— begin Material to process —

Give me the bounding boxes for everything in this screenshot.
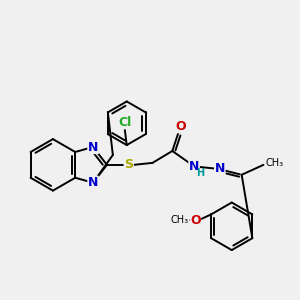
Text: S: S bbox=[124, 158, 133, 171]
Text: N: N bbox=[88, 176, 98, 189]
Text: N: N bbox=[215, 162, 225, 175]
Text: O: O bbox=[190, 214, 201, 227]
Text: O: O bbox=[175, 120, 185, 133]
Text: N: N bbox=[88, 140, 98, 154]
Text: CH₃: CH₃ bbox=[170, 215, 188, 225]
Text: CH₃: CH₃ bbox=[266, 158, 284, 168]
Text: Cl: Cl bbox=[118, 116, 131, 129]
Text: N: N bbox=[189, 160, 199, 173]
Text: H: H bbox=[196, 168, 204, 178]
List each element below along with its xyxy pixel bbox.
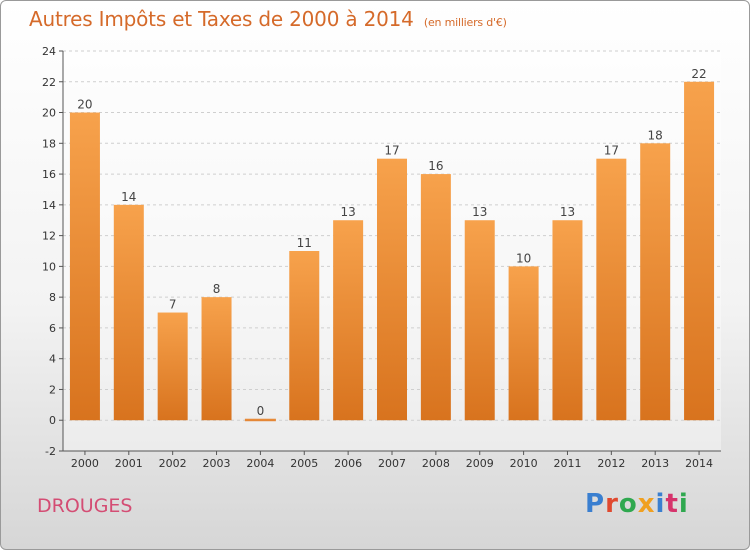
bar-value-label: 22	[691, 67, 706, 81]
x-tick-label: 2014	[685, 457, 713, 470]
y-tick-label: 4	[49, 353, 56, 366]
x-tick-label: 2006	[334, 457, 362, 470]
bar-value-label: 0	[257, 404, 265, 418]
bar	[421, 174, 451, 420]
bar-value-label: 13	[560, 205, 575, 219]
y-tick-label: 10	[42, 260, 56, 273]
bar-value-label: 13	[472, 205, 487, 219]
bar-value-label: 16	[428, 159, 443, 173]
x-tick-label: 2007	[378, 457, 406, 470]
y-tick-label: 2	[49, 383, 56, 396]
bar	[158, 313, 188, 421]
bar	[465, 220, 495, 420]
y-tick-label: 14	[42, 199, 56, 212]
bar	[509, 266, 539, 420]
x-tick-label: 2003	[203, 457, 231, 470]
x-tick-label: 2008	[422, 457, 450, 470]
proxiti-logo: Proxiti	[585, 489, 689, 519]
bar-value-label: 17	[604, 144, 619, 158]
x-tick-label: 2009	[466, 457, 494, 470]
y-tick-label: 8	[49, 291, 56, 304]
y-tick-label: 12	[42, 230, 56, 243]
bar-value-label: 13	[340, 205, 355, 219]
bar-value-label: 14	[121, 190, 136, 204]
bar	[552, 220, 582, 420]
bar	[596, 159, 626, 421]
bar	[70, 113, 100, 421]
x-tick-label: 2010	[510, 457, 538, 470]
bar-value-label: 7	[169, 298, 177, 312]
x-tick-label: 2004	[246, 457, 274, 470]
bar	[640, 143, 670, 420]
y-tick-label: 6	[49, 322, 56, 335]
x-tick-label: 2001	[115, 457, 143, 470]
bar	[333, 220, 363, 420]
bar	[377, 159, 407, 421]
bar	[202, 297, 232, 420]
y-tick-label: 24	[42, 45, 56, 58]
place-name: DROUGES	[37, 495, 132, 517]
bar	[245, 419, 275, 421]
y-tick-label: 22	[42, 76, 56, 89]
bar-value-label: 11	[297, 236, 312, 250]
bar-value-label: 10	[516, 251, 531, 265]
x-tick-label: 2000	[71, 457, 99, 470]
x-tick-label: 2013	[641, 457, 669, 470]
bar-value-label: 20	[77, 98, 92, 112]
y-tick-label: 20	[42, 107, 56, 120]
bar	[114, 205, 144, 420]
x-tick-label: 2002	[159, 457, 187, 470]
bar	[684, 82, 714, 420]
x-tick-label: 2005	[290, 457, 318, 470]
y-tick-label: 16	[42, 168, 56, 181]
x-tick-label: 2011	[553, 457, 581, 470]
bar	[289, 251, 319, 420]
y-tick-label: 0	[49, 414, 56, 427]
y-tick-label: -2	[45, 445, 56, 458]
bar-value-label: 18	[648, 128, 663, 142]
bar-value-label: 8	[213, 282, 221, 296]
bar-value-label: 17	[384, 144, 399, 158]
y-tick-label: 18	[42, 137, 56, 150]
x-tick-label: 2012	[597, 457, 625, 470]
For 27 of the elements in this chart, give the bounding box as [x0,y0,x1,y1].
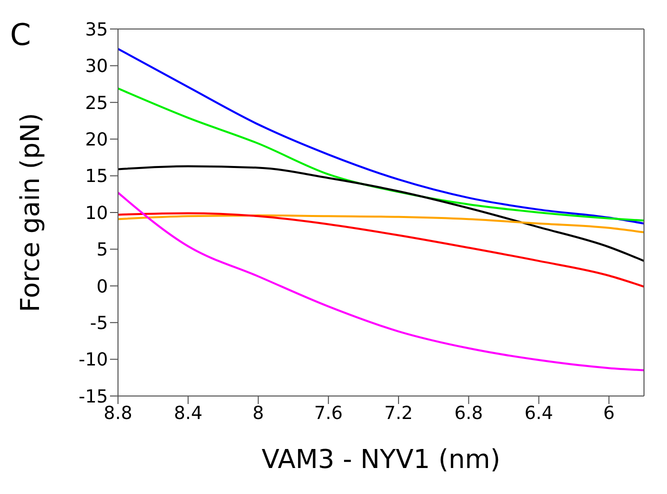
line-series [118,212,644,288]
y-tick-label: 15 [85,166,108,188]
y-tick-label: 20 [85,129,108,150]
line-series [118,165,644,262]
y-tick-label: -10 [78,350,108,371]
y-axis-title: Force gain (pN) [16,112,46,312]
line-series [118,214,644,234]
x-tick-label: 6 [603,402,615,424]
x-tick-label: 7.2 [384,402,413,424]
x-tick-label: 8.8 [104,402,132,424]
y-tick-label: 5 [96,240,108,261]
line-series [118,192,644,372]
chart-title: C [10,18,31,53]
y-tick-label: 25 [85,92,108,114]
x-tick-label: 7.6 [314,402,343,424]
x-tick-label: 8 [252,402,264,424]
y-tick-label: 35 [85,19,108,40]
y-tick-label: 30 [85,56,108,78]
line-series [118,48,644,225]
x-tick-label: 8.4 [174,402,202,424]
x-tick-label: 6.4 [524,402,554,424]
y-tick-label: 10 [85,202,108,224]
y-tick-label: 0 [96,276,108,298]
x-tick-label: 6.8 [454,402,483,424]
y-tick-label: -5 [90,312,108,334]
x-axis-title: VAM3 - NYV1 (nm) [262,445,500,475]
line-series [118,87,644,222]
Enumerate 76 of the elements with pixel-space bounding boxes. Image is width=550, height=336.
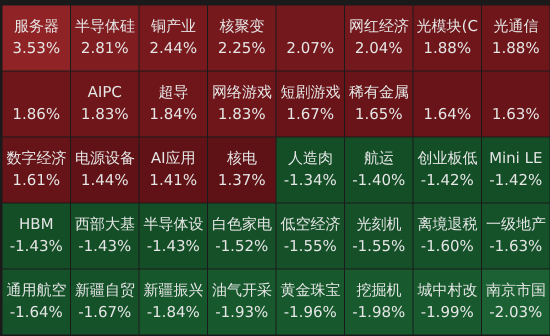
category-label: 短剧游戏 xyxy=(280,82,340,101)
category-label: 半导体硅 xyxy=(74,16,135,35)
category-label: 油气开采 xyxy=(212,280,272,299)
data-label: 2.81% xyxy=(80,38,129,57)
category-label: 黄金珠宝 xyxy=(280,280,340,299)
data-label: 1.64% xyxy=(423,104,472,123)
category-label: 核聚变 xyxy=(218,16,264,35)
data-label: -2.03% xyxy=(489,302,542,321)
data-label: -1.96% xyxy=(284,302,337,321)
category-label: 网络游戏 xyxy=(212,82,272,101)
category-label: 创业板低 xyxy=(417,148,478,167)
data-label: 2.44% xyxy=(149,38,198,57)
data-label: 1.65% xyxy=(354,104,403,123)
category-label: 光模块(C xyxy=(416,16,478,35)
category-label: 西部大基 xyxy=(74,214,135,233)
category-label: 人造肉 xyxy=(288,148,333,167)
category-label: 航运 xyxy=(364,148,394,167)
data-label: -1.67% xyxy=(78,302,132,321)
data-label: -1.98% xyxy=(352,302,406,321)
category-label: 网红经济 xyxy=(348,16,409,35)
category-label: AIPC xyxy=(88,82,122,101)
data-label: 1.88% xyxy=(492,38,540,57)
data-label: 1.37% xyxy=(218,170,266,189)
data-label: -1.93% xyxy=(215,302,268,321)
data-label: 1.41% xyxy=(149,170,198,189)
data-label: -1.34% xyxy=(284,170,337,189)
category-label: 离境退税 xyxy=(417,214,478,233)
category-label: 半导体设 xyxy=(143,214,204,233)
data-label: 1.88% xyxy=(423,38,472,57)
category-label: 铜产业 xyxy=(150,16,196,35)
data-label: -1.60% xyxy=(420,236,474,255)
data-label: 3.53% xyxy=(12,38,60,57)
category-label: 挖掘机 xyxy=(356,280,402,299)
data-label: -1.52% xyxy=(215,236,268,255)
category-label: Mini LE xyxy=(489,148,542,167)
data-label: 1.84% xyxy=(149,104,198,123)
data-label: -1.42% xyxy=(489,170,542,189)
category-label: 光通信 xyxy=(493,16,538,35)
category-label: 服务器 xyxy=(14,16,59,35)
category-label: 低空经济 xyxy=(280,214,340,233)
category-label: AI应用 xyxy=(150,148,196,167)
data-label: -1.43% xyxy=(146,236,200,255)
data-label: 2.04% xyxy=(354,38,403,57)
data-label: -1.63% xyxy=(489,236,542,255)
data-label: -1.55% xyxy=(352,236,406,255)
category-label: 超导 xyxy=(158,82,188,101)
category-label: 新疆自贸 xyxy=(74,280,135,299)
category-label: 一级地产 xyxy=(486,214,546,233)
category-label: 城中村改 xyxy=(416,280,478,299)
data-label: 1.61% xyxy=(12,170,60,189)
data-label: -1.84% xyxy=(146,302,200,321)
category-label: 电源设备 xyxy=(74,148,135,167)
data-label: 1.86% xyxy=(12,104,60,123)
data-label: -1.42% xyxy=(420,170,474,189)
category-label: 数字经济 xyxy=(6,148,66,167)
category-label: 核电 xyxy=(226,148,257,167)
data-label: 1.83% xyxy=(218,104,266,123)
data-label: -1.43% xyxy=(78,236,132,255)
data-label: -1.40% xyxy=(352,170,406,189)
data-label: 1.63% xyxy=(492,104,540,123)
data-label: 2.25% xyxy=(218,38,266,57)
data-label: 1.44% xyxy=(80,170,129,189)
data-label: 1.67% xyxy=(286,104,334,123)
category-label: 南京市国 xyxy=(486,280,546,299)
category-label: 新疆振兴 xyxy=(143,280,204,299)
data-label: -1.43% xyxy=(10,236,63,255)
category-label: 通用航空 xyxy=(6,280,66,299)
data-label: -1.55% xyxy=(284,236,337,255)
category-label: HBM xyxy=(18,214,54,233)
category-label: 光刻机 xyxy=(356,214,402,233)
data-label: -1.99% xyxy=(420,302,474,321)
data-label: -1.64% xyxy=(10,302,63,321)
data-label: 2.07% xyxy=(286,38,334,57)
category-label: 白色家电 xyxy=(212,214,272,233)
category-label: 稀有金属 xyxy=(348,82,409,101)
data-label: 1.83% xyxy=(80,104,129,123)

— end Material to process —

| Exercise description |
Which lines in the records above contain the word "series"? Pick out each one and copy it in full.

| Correct answer |
line-series [118,212,644,288]
line-series [118,165,644,262]
line-series [118,214,644,234]
line-series [118,192,644,372]
line-series [118,48,644,225]
line-series [118,87,644,222]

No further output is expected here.